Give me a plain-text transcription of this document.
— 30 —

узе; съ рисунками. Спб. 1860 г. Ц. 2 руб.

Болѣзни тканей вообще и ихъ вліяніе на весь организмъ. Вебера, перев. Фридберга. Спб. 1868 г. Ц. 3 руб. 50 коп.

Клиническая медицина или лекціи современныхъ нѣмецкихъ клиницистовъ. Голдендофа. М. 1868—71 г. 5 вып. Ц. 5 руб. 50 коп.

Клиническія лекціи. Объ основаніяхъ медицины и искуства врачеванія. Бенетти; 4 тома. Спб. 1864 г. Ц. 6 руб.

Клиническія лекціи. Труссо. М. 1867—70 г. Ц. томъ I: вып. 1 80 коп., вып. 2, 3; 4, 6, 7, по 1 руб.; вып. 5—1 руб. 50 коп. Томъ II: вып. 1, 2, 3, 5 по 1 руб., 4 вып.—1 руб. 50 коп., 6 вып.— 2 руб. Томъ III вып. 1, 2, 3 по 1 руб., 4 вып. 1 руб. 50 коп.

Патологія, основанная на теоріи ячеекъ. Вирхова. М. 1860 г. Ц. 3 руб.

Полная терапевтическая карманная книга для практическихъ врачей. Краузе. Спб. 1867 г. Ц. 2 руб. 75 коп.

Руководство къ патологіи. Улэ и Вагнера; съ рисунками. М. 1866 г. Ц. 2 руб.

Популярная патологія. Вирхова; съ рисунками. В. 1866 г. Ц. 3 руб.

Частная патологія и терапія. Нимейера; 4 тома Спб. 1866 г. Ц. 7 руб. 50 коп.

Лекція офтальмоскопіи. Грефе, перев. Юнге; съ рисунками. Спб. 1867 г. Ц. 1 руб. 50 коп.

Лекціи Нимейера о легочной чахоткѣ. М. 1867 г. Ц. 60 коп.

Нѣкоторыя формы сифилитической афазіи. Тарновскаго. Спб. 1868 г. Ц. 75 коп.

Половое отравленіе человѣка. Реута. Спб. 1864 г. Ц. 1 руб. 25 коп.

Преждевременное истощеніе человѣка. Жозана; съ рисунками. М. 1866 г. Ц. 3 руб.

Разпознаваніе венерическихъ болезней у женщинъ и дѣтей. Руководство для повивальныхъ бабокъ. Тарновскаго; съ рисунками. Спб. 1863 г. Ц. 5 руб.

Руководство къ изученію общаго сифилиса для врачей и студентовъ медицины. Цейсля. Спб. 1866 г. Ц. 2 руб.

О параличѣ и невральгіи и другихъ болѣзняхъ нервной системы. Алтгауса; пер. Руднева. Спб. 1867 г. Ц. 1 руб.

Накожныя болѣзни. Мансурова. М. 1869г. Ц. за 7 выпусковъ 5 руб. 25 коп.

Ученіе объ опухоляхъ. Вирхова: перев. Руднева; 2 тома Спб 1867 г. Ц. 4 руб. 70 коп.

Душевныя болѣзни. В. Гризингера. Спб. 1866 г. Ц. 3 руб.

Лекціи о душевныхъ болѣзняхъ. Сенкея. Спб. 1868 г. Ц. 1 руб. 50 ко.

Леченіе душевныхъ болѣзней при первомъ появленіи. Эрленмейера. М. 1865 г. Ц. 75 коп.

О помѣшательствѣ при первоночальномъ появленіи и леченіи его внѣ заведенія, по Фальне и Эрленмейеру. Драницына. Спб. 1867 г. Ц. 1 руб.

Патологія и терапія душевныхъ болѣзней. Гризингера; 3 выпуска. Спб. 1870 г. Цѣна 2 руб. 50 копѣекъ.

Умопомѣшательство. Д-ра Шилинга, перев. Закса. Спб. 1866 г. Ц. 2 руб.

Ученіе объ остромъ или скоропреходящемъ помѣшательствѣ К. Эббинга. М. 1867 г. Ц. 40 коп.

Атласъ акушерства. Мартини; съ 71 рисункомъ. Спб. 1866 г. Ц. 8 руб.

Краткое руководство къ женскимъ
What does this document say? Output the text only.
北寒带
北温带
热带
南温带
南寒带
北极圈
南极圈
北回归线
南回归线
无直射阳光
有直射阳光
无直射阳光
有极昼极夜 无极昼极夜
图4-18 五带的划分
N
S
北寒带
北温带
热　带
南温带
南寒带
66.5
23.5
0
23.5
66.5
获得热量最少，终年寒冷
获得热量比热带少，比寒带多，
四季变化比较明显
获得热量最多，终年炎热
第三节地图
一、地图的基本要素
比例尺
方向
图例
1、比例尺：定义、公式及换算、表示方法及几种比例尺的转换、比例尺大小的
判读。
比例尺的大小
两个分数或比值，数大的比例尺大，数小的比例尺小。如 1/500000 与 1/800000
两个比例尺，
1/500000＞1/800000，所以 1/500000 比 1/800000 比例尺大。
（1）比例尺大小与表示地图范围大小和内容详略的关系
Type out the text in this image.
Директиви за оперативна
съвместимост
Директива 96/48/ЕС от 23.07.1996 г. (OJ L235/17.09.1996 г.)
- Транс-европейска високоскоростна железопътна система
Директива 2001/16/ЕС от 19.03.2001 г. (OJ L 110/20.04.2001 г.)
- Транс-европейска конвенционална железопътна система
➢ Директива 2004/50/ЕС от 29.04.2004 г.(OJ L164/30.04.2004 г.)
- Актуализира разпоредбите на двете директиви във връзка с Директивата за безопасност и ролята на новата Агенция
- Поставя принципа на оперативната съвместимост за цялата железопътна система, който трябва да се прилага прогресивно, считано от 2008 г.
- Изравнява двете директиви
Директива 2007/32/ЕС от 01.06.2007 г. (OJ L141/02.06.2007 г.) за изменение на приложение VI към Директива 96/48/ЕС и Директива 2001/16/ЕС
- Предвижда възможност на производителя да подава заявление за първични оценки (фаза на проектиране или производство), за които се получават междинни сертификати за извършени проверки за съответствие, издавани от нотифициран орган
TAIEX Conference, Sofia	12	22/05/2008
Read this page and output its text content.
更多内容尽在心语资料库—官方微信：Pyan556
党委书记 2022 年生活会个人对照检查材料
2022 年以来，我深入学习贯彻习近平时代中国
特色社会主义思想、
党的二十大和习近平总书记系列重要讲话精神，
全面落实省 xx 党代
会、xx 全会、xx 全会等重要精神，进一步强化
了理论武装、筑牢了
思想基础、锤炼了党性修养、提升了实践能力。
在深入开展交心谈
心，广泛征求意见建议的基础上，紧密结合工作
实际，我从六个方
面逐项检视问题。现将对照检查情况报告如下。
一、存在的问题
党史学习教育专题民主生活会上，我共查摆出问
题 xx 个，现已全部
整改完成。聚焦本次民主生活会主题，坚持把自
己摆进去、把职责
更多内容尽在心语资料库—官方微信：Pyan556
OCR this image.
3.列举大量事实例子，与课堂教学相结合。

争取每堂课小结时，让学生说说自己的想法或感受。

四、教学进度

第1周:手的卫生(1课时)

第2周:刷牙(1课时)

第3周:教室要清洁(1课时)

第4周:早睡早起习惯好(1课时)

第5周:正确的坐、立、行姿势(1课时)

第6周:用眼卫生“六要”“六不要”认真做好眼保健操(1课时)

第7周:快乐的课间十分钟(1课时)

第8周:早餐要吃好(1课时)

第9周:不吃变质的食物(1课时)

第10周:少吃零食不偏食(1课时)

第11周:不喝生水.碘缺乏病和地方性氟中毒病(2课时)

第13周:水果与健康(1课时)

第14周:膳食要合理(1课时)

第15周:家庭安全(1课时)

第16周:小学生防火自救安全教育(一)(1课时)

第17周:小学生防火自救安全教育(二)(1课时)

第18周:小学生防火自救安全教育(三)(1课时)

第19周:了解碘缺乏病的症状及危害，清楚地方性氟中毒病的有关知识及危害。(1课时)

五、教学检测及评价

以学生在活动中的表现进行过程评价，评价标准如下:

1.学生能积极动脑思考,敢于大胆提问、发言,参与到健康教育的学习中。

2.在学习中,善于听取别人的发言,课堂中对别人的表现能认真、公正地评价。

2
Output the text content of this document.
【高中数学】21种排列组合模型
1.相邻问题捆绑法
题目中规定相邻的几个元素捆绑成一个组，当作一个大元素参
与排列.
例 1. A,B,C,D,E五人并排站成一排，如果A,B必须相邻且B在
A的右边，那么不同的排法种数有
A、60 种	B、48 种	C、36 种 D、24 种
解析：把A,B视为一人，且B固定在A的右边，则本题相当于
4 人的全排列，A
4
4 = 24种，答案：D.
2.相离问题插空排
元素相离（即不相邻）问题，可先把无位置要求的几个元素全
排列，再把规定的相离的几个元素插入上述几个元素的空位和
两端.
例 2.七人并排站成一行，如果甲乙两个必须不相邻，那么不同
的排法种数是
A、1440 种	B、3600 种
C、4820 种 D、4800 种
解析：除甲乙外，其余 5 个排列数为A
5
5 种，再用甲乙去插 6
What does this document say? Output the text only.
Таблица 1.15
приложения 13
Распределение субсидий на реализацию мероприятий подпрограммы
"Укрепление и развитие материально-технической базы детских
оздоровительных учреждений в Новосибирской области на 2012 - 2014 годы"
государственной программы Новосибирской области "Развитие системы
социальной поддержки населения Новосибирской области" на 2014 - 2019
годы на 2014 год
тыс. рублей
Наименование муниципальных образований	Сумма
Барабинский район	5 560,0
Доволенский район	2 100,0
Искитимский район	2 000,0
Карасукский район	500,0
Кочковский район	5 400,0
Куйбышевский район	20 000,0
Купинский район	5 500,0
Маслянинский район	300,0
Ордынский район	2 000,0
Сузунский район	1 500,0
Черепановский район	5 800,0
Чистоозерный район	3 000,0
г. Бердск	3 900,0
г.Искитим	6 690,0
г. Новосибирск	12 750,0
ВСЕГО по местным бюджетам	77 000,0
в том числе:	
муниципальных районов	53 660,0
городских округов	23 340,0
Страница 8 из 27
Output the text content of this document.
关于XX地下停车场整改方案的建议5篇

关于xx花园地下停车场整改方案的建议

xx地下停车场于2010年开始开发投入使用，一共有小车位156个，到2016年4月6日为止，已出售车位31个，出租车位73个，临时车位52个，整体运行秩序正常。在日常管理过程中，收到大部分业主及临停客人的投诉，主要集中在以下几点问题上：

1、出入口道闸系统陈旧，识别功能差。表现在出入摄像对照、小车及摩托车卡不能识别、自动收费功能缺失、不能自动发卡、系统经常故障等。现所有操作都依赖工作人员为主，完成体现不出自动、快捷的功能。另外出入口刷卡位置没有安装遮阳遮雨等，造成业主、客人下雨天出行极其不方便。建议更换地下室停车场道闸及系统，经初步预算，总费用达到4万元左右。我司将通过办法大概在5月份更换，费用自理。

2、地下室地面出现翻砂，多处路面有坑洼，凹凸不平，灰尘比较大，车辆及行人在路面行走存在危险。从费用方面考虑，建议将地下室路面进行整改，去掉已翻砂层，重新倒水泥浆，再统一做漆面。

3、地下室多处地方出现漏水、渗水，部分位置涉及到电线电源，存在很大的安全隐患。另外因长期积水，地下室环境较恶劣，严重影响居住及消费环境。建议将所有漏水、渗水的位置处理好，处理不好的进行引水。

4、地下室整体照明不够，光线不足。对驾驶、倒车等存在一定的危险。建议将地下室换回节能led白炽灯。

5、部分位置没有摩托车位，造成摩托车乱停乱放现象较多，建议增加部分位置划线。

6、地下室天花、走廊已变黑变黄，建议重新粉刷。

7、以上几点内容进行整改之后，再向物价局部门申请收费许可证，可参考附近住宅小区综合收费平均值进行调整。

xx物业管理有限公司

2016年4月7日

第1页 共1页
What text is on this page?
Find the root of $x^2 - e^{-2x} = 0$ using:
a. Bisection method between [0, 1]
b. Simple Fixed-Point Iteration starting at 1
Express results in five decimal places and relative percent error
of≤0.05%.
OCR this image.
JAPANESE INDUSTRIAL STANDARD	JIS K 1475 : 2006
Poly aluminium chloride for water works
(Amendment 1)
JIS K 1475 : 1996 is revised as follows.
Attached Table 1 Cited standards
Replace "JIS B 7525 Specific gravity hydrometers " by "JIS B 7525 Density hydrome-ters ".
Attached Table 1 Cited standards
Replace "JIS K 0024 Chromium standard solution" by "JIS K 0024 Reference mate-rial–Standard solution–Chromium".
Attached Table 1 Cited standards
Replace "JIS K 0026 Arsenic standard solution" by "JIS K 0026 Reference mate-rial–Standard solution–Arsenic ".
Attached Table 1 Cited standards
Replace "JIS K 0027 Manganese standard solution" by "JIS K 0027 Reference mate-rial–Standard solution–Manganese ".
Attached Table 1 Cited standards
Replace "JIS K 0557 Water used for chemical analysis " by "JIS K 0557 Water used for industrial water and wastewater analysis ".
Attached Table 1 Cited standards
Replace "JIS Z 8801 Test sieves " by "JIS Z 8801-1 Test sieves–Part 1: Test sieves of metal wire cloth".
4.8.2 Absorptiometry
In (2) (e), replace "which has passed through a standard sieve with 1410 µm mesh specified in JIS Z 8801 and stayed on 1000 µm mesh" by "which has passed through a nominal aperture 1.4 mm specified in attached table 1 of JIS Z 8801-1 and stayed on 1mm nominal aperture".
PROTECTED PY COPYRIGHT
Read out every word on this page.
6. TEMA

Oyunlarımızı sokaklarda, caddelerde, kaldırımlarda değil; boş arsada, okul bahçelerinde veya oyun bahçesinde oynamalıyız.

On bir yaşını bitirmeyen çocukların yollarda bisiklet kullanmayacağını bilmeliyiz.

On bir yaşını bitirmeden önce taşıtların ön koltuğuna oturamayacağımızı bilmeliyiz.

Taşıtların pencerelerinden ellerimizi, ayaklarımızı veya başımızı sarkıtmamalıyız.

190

STATED PROBLEM> Return every line holding the word "рисунками" from the records.

FULL OUTPUT>
узе; съ рисунками. Спб. 1860 г. Ц. 2 руб.
Руководство къ патологіи. Улэ и Вагнера; съ рисунками. М. 1866 г. Ц. 2 руб.
Популярная патологія. Вирхова; съ рисунками. В. 1866 г. Ц. 3 руб.
Лекція офтальмоскопіи. Грефе, перев. Юнге; съ рисунками. Спб. 1867 г. Ц. 1 руб. 50 коп.
Преждевременное истощеніе человѣка. Жозана; съ рисунками. М. 1866 г. Ц. 3 руб.
Разпознаваніе венерическихъ болезней у женщинъ и дѣтей. Руководство для повивальныхъ бабокъ. Тарновскаго; съ рисунками. Спб. 1863 г. Ц. 5 руб.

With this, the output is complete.